■ DATA SECTION:
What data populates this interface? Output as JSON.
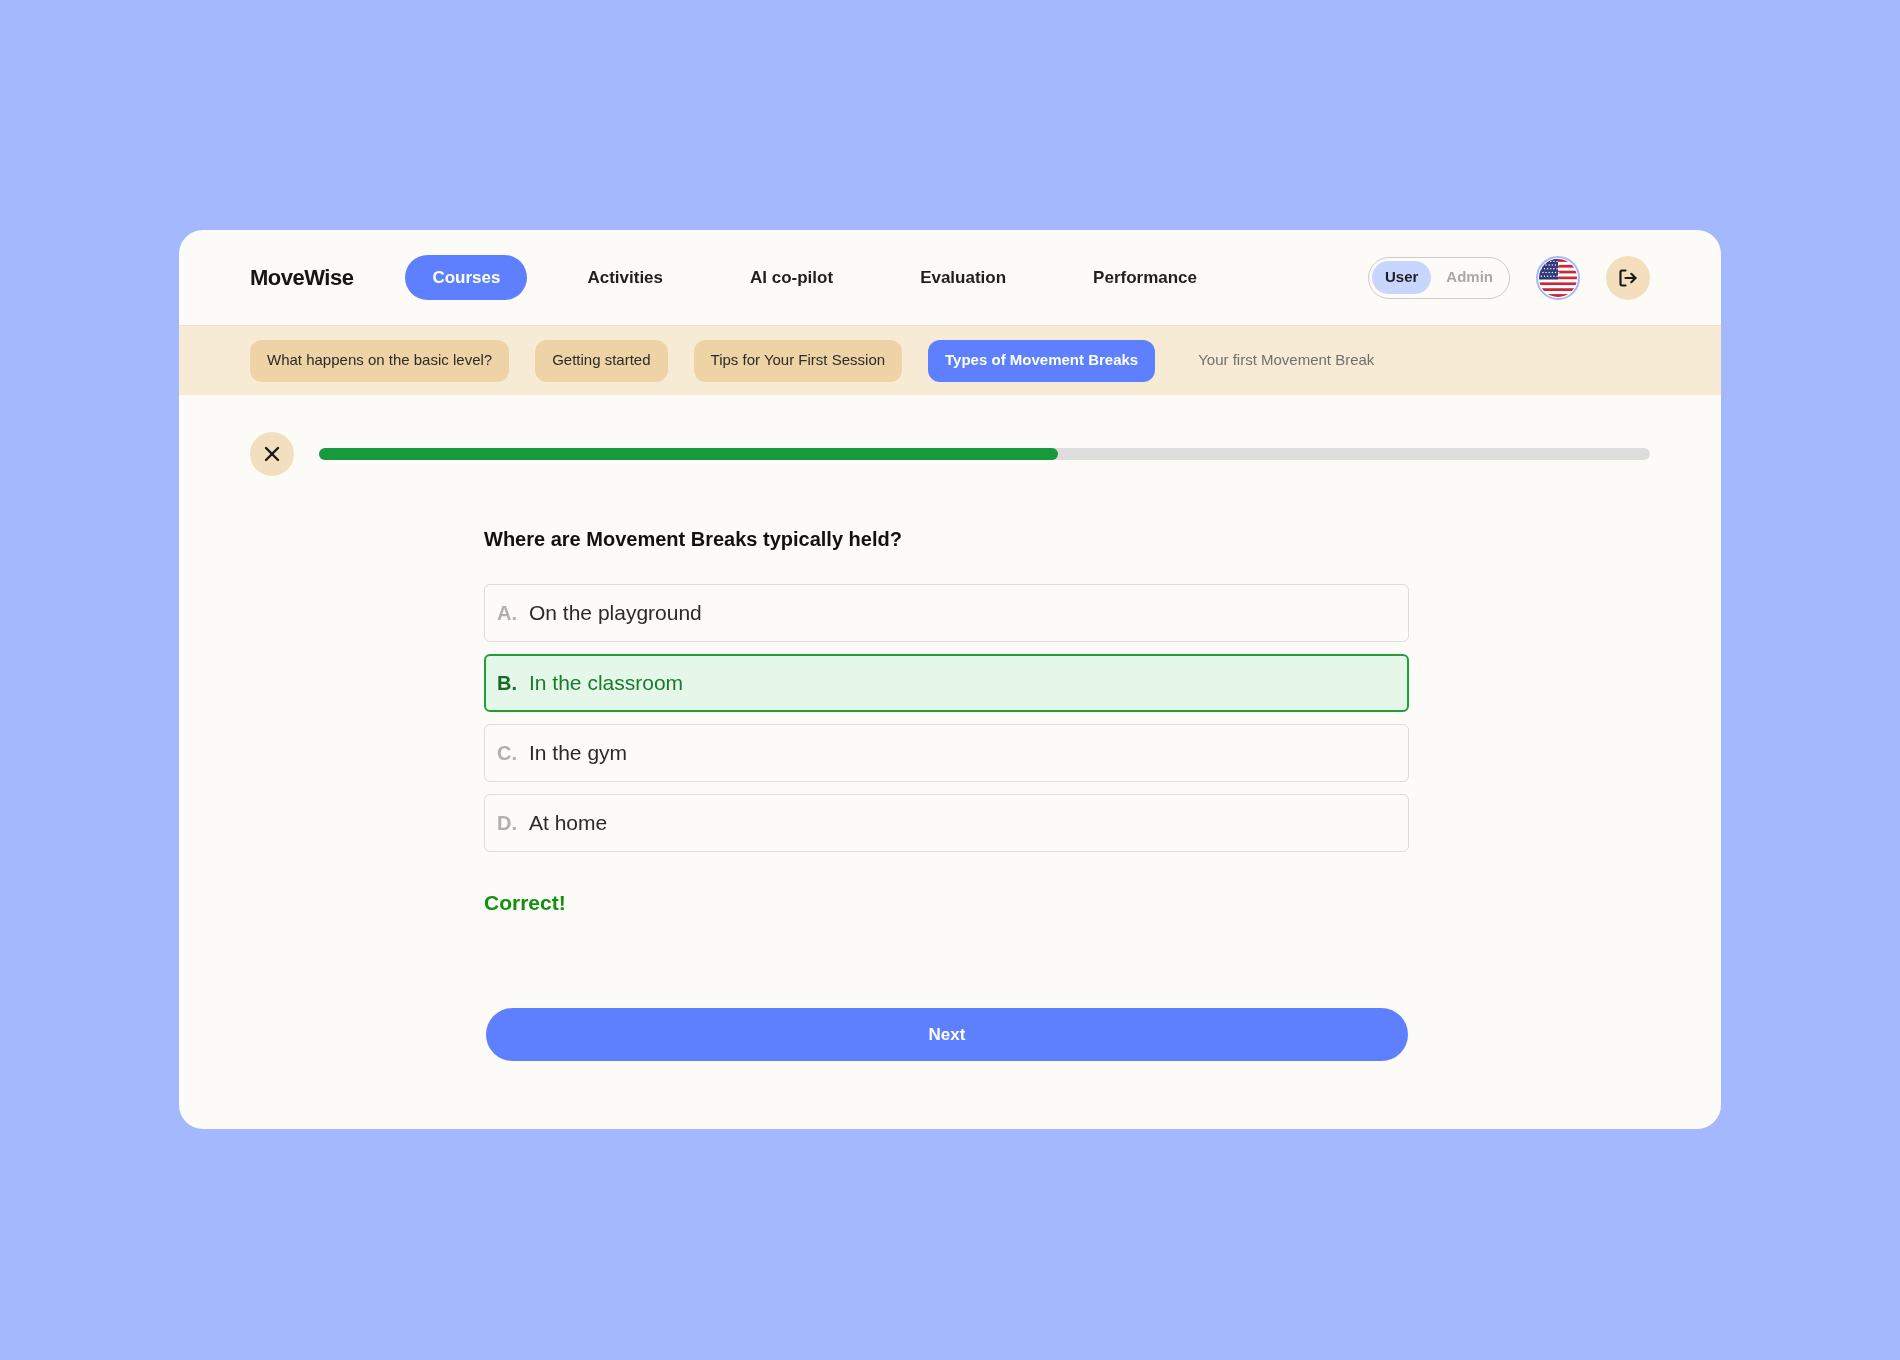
{
  "brand": "MoveWise",
  "nav": [
    {
      "label": "Courses",
      "selected": true
    },
    {
      "label": "Activities",
      "selected": false
    },
    {
      "label": "AI co-pilot",
      "selected": false
    },
    {
      "label": "Evaluation",
      "selected": false
    },
    {
      "label": "Performance",
      "selected": false
    }
  ],
  "role_toggle": [
    {
      "label": "User",
      "selected": true
    },
    {
      "label": "Admin",
      "selected": false
    }
  ],
  "lesson_tabs": [
    {
      "label": "What happens on the basic level?",
      "selected": false,
      "locked": false
    },
    {
      "label": "Getting started",
      "selected": false,
      "locked": false
    },
    {
      "label": "Tips for Your First Session",
      "selected": false,
      "locked": false
    },
    {
      "label": "Types of Movement Breaks",
      "selected": true,
      "locked": false
    },
    {
      "label": "Your first Movement Break",
      "selected": false,
      "locked": true
    }
  ],
  "progress": {
    "level": 0.555
  },
  "question": {
    "text": "Where are Movement Breaks typically held?",
    "options": [
      {
        "letter": "A.",
        "text": "On the playground",
        "selected": false
      },
      {
        "letter": "B.",
        "text": "In the classroom",
        "selected": true
      },
      {
        "letter": "C.",
        "text": "In the gym",
        "selected": false
      },
      {
        "letter": "D.",
        "text": "At home",
        "selected": false
      }
    ]
  },
  "feedback": {
    "kind": "correct",
    "text": "Correct!"
  },
  "next_button": {
    "label": "Next"
  }
}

■ WRITTEN EXERCISE:
Using the records above, output their complete text exactly, minus any images.

■ RESULT:
What data populates this interface? Output as JSON.
{
  "brand": "MoveWise",
  "nav": [
    {
      "label": "Courses",
      "selected": true
    },
    {
      "label": "Activities",
      "selected": false
    },
    {
      "label": "AI co-pilot",
      "selected": false
    },
    {
      "label": "Evaluation",
      "selected": false
    },
    {
      "label": "Performance",
      "selected": false
    }
  ],
  "role_toggle": [
    {
      "label": "User",
      "selected": true
    },
    {
      "label": "Admin",
      "selected": false
    }
  ],
  "lesson_tabs": [
    {
      "label": "What happens on the basic level?",
      "selected": false,
      "locked": false
    },
    {
      "label": "Getting started",
      "selected": false,
      "locked": false
    },
    {
      "label": "Tips for Your First Session",
      "selected": false,
      "locked": false
    },
    {
      "label": "Types of Movement Breaks",
      "selected": true,
      "locked": false
    },
    {
      "label": "Your first Movement Break",
      "selected": false,
      "locked": true
    }
  ],
  "progress": {
    "level": 0.555
  },
  "question": {
    "text": "Where are Movement Breaks typically held?",
    "options": [
      {
        "letter": "A.",
        "text": "On the playground",
        "selected": false
      },
      {
        "letter": "B.",
        "text": "In the classroom",
        "selected": true
      },
      {
        "letter": "C.",
        "text": "In the gym",
        "selected": false
      },
      {
        "letter": "D.",
        "text": "At home",
        "selected": false
      }
    ]
  },
  "feedback": {
    "kind": "correct",
    "text": "Correct!"
  },
  "next_button": {
    "label": "Next"
  }
}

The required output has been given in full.